## [What the task asks]
Look through the listing for the word "jordiskt". Copy each line that has it.

## [Material for this task]
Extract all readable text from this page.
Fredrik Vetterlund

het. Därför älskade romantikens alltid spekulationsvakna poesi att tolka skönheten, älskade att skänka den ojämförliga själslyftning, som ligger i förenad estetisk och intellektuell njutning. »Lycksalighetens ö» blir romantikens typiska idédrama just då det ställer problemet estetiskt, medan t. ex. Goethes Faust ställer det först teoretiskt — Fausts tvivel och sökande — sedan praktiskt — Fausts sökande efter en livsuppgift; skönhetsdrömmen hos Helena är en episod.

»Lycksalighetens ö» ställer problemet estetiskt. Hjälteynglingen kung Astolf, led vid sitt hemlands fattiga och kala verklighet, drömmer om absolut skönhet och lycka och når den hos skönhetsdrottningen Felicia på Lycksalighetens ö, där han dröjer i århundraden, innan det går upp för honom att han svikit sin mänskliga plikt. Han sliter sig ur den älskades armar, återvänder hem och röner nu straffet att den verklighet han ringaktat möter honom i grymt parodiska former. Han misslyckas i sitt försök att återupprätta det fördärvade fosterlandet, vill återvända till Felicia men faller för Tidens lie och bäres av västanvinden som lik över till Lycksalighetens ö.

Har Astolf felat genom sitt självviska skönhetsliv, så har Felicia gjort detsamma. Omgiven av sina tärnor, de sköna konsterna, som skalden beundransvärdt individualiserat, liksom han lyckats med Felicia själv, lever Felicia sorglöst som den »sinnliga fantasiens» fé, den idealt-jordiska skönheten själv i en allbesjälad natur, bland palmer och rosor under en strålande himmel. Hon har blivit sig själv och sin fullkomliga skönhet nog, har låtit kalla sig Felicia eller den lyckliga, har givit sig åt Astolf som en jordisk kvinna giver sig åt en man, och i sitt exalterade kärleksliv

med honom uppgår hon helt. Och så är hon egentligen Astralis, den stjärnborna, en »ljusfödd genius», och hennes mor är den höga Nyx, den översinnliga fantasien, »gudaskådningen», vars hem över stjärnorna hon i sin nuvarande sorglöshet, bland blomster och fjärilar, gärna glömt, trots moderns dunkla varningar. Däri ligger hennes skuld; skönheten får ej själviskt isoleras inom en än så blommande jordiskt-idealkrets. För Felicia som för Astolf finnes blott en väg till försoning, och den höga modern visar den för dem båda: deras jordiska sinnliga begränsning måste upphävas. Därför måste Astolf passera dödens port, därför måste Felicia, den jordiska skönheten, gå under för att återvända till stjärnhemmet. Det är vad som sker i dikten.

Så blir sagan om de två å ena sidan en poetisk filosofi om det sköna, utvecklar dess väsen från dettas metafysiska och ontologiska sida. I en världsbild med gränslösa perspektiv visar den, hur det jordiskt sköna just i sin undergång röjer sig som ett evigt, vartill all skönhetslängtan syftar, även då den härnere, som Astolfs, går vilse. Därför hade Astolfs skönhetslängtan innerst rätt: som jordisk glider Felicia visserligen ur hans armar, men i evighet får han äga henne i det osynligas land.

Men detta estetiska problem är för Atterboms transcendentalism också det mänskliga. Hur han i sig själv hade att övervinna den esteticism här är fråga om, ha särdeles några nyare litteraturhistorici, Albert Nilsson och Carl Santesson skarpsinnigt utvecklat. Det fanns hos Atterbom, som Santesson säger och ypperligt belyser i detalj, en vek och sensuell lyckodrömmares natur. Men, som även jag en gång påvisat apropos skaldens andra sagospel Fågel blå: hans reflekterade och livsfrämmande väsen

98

## [Solution to this exercise]
med honom uppgår hon helt. Och så är hon egentligen Astralis, den stjärnborna, en »ljusfödd genius», och hennes mor är den höga Nyx, den översinnliga fantasien, »gudaskådningen», vars hem över stjärnorna hon i sin nuvarande sorglöshet, bland blomster och fjärilar, gärna glömt, trots moderns dunkla varningar. Däri ligger hennes skuld; skönheten får ej själviskt isoleras inom en än så blommande jordiskt-idealkrets. För Felicia som för Astolf finnes blott en väg till försoning, och den höga modern visar den för dem båda: deras jordiska sinnliga begränsning måste upphävas. Därför måste Astolf passera dödens port, därför måste Felicia, den jordiska skönheten, gå under för att återvända till stjärnhemmet. Det är vad som sker i dikten.
Så blir sagan om de två å ena sidan en poetisk filosofi om det sköna, utvecklar dess väsen från dettas metafysiska och ontologiska sida. I en världsbild med gränslösa perspektiv visar den, hur det jordiskt sköna just i sin undergång röjer sig som ett evigt, vartill all skönhetslängtan syftar, även då den härnere, som Astolfs, går vilse. Därför hade Astolfs skönhetslängtan innerst rätt: som jordisk glider Felicia visserligen ur hans armar, men i evighet får han äga henne i det osynligas land.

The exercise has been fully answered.